## BEGIN Records provided

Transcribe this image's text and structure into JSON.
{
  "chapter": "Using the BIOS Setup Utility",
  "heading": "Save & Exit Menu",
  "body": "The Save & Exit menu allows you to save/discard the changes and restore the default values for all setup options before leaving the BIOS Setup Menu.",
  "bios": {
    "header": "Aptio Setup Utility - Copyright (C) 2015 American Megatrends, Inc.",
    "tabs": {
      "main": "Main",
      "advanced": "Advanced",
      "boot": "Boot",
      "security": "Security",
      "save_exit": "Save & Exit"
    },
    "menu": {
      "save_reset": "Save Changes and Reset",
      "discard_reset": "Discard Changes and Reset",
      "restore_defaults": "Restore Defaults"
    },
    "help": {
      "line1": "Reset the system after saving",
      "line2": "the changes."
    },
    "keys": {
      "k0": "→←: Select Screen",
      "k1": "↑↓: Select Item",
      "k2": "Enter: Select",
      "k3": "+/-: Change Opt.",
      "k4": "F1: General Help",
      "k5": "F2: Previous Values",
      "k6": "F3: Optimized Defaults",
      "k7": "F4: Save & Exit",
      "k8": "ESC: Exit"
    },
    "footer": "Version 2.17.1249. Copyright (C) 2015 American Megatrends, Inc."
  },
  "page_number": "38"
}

## END Records provided

*The problem*
Type out the whole listing above again, exactly as it stands.

*Result*
Transcribe this image's text and structure into JSON.
{
  "chapter": "Using the BIOS Setup Utility",
  "heading": "Save & Exit Menu",
  "body": "The Save & Exit menu allows you to save/discard the changes and restore the default values for all setup options before leaving the BIOS Setup Menu.",
  "bios": {
    "header": "Aptio Setup Utility - Copyright (C) 2015 American Megatrends, Inc.",
    "tabs": {
      "main": "Main",
      "advanced": "Advanced",
      "boot": "Boot",
      "security": "Security",
      "save_exit": "Save & Exit"
    },
    "menu": {
      "save_reset": "Save Changes and Reset",
      "discard_reset": "Discard Changes and Reset",
      "restore_defaults": "Restore Defaults"
    },
    "help": {
      "line1": "Reset the system after saving",
      "line2": "the changes."
    },
    "keys": {
      "k0": "→←: Select Screen",
      "k1": "↑↓: Select Item",
      "k2": "Enter: Select",
      "k3": "+/-: Change Opt.",
      "k4": "F1: General Help",
      "k5": "F2: Previous Values",
      "k6": "F3: Optimized Defaults",
      "k7": "F4: Save & Exit",
      "k8": "ESC: Exit"
    },
    "footer": "Version 2.17.1249. Copyright (C) 2015 American Megatrends, Inc."
  },
  "page_number": "38"
}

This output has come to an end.